- **Your task**: Each record below should be repeated precisely as written.

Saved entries
========================

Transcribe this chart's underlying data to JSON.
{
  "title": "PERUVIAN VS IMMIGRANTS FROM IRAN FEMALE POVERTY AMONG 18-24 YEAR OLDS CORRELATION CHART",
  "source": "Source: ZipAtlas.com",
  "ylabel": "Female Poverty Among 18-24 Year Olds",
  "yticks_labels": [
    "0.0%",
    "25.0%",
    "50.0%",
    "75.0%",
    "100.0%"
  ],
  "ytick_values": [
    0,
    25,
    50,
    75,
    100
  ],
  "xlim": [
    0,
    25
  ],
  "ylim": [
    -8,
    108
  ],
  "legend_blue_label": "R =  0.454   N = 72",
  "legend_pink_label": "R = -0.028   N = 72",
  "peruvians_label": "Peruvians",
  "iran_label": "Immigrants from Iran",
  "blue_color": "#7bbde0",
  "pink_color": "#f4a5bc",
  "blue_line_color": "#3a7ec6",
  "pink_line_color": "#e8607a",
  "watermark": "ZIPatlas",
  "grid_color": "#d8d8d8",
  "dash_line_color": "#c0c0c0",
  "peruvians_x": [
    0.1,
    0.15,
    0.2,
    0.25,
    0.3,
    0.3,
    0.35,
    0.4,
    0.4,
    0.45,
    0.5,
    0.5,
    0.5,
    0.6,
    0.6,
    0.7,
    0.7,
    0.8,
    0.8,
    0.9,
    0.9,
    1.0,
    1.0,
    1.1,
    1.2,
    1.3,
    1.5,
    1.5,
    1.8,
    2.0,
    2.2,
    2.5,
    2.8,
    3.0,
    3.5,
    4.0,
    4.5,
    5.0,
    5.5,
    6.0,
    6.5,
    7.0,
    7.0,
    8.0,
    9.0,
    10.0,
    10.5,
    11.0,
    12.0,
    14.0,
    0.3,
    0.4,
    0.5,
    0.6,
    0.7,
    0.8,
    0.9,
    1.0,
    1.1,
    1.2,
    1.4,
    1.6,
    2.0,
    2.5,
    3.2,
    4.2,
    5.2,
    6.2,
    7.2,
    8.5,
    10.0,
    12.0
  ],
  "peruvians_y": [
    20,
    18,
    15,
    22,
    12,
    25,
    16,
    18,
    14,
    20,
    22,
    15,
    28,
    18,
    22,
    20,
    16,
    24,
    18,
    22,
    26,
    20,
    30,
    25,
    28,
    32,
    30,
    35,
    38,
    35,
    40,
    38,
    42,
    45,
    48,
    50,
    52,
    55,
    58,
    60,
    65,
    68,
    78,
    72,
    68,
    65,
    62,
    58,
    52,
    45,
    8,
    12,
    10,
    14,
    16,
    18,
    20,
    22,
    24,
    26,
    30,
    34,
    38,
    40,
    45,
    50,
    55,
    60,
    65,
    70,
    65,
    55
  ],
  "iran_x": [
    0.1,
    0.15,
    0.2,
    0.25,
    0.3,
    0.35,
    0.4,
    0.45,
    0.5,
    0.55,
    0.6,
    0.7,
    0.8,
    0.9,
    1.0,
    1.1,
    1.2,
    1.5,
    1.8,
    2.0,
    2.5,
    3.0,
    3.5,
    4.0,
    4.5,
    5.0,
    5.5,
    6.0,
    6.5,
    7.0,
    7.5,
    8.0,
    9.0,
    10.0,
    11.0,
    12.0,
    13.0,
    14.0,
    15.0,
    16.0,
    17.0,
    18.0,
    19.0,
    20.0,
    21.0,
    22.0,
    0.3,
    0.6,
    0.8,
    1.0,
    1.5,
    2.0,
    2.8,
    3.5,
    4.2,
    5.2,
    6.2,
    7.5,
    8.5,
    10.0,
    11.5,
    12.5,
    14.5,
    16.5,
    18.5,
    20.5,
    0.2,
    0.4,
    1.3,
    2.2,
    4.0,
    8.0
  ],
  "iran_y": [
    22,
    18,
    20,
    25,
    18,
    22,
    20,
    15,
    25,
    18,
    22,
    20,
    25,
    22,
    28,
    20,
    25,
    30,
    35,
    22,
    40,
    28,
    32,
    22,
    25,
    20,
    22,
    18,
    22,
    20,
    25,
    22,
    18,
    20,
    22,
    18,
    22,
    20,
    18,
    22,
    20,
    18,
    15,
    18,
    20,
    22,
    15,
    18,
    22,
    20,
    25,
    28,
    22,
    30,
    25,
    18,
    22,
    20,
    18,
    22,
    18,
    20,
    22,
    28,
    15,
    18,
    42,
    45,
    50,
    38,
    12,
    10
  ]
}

========================

- **Worked answer**:
Transcribe this chart's underlying data to JSON.
{
  "title": "PERUVIAN VS IMMIGRANTS FROM IRAN FEMALE POVERTY AMONG 18-24 YEAR OLDS CORRELATION CHART",
  "source": "Source: ZipAtlas.com",
  "ylabel": "Female Poverty Among 18-24 Year Olds",
  "yticks_labels": [
    "0.0%",
    "25.0%",
    "50.0%",
    "75.0%",
    "100.0%"
  ],
  "ytick_values": [
    0,
    25,
    50,
    75,
    100
  ],
  "xlim": [
    0,
    25
  ],
  "ylim": [
    -8,
    108
  ],
  "legend_blue_label": "R =  0.454   N = 72",
  "legend_pink_label": "R = -0.028   N = 72",
  "peruvians_label": "Peruvians",
  "iran_label": "Immigrants from Iran",
  "blue_color": "#7bbde0",
  "pink_color": "#f4a5bc",
  "blue_line_color": "#3a7ec6",
  "pink_line_color": "#e8607a",
  "watermark": "ZIPatlas",
  "grid_color": "#d8d8d8",
  "dash_line_color": "#c0c0c0",
  "peruvians_x": [
    0.1,
    0.15,
    0.2,
    0.25,
    0.3,
    0.3,
    0.35,
    0.4,
    0.4,
    0.45,
    0.5,
    0.5,
    0.5,
    0.6,
    0.6,
    0.7,
    0.7,
    0.8,
    0.8,
    0.9,
    0.9,
    1.0,
    1.0,
    1.1,
    1.2,
    1.3,
    1.5,
    1.5,
    1.8,
    2.0,
    2.2,
    2.5,
    2.8,
    3.0,
    3.5,
    4.0,
    4.5,
    5.0,
    5.5,
    6.0,
    6.5,
    7.0,
    7.0,
    8.0,
    9.0,
    10.0,
    10.5,
    11.0,
    12.0,
    14.0,
    0.3,
    0.4,
    0.5,
    0.6,
    0.7,
    0.8,
    0.9,
    1.0,
    1.1,
    1.2,
    1.4,
    1.6,
    2.0,
    2.5,
    3.2,
    4.2,
    5.2,
    6.2,
    7.2,
    8.5,
    10.0,
    12.0
  ],
  "peruvians_y": [
    20,
    18,
    15,
    22,
    12,
    25,
    16,
    18,
    14,
    20,
    22,
    15,
    28,
    18,
    22,
    20,
    16,
    24,
    18,
    22,
    26,
    20,
    30,
    25,
    28,
    32,
    30,
    35,
    38,
    35,
    40,
    38,
    42,
    45,
    48,
    50,
    52,
    55,
    58,
    60,
    65,
    68,
    78,
    72,
    68,
    65,
    62,
    58,
    52,
    45,
    8,
    12,
    10,
    14,
    16,
    18,
    20,
    22,
    24,
    26,
    30,
    34,
    38,
    40,
    45,
    50,
    55,
    60,
    65,
    70,
    65,
    55
  ],
  "iran_x": [
    0.1,
    0.15,
    0.2,
    0.25,
    0.3,
    0.35,
    0.4,
    0.45,
    0.5,
    0.55,
    0.6,
    0.7,
    0.8,
    0.9,
    1.0,
    1.1,
    1.2,
    1.5,
    1.8,
    2.0,
    2.5,
    3.0,
    3.5,
    4.0,
    4.5,
    5.0,
    5.5,
    6.0,
    6.5,
    7.0,
    7.5,
    8.0,
    9.0,
    10.0,
    11.0,
    12.0,
    13.0,
    14.0,
    15.0,
    16.0,
    17.0,
    18.0,
    19.0,
    20.0,
    21.0,
    22.0,
    0.3,
    0.6,
    0.8,
    1.0,
    1.5,
    2.0,
    2.8,
    3.5,
    4.2,
    5.2,
    6.2,
    7.5,
    8.5,
    10.0,
    11.5,
    12.5,
    14.5,
    16.5,
    18.5,
    20.5,
    0.2,
    0.4,
    1.3,
    2.2,
    4.0,
    8.0
  ],
  "iran_y": [
    22,
    18,
    20,
    25,
    18,
    22,
    20,
    15,
    25,
    18,
    22,
    20,
    25,
    22,
    28,
    20,
    25,
    30,
    35,
    22,
    40,
    28,
    32,
    22,
    25,
    20,
    22,
    18,
    22,
    20,
    25,
    22,
    18,
    20,
    22,
    18,
    22,
    20,
    18,
    22,
    20,
    18,
    15,
    18,
    20,
    22,
    15,
    18,
    22,
    20,
    25,
    28,
    22,
    30,
    25,
    18,
    22,
    20,
    18,
    22,
    18,
    20,
    22,
    28,
    15,
    18,
    42,
    45,
    50,
    38,
    12,
    10
  ]
}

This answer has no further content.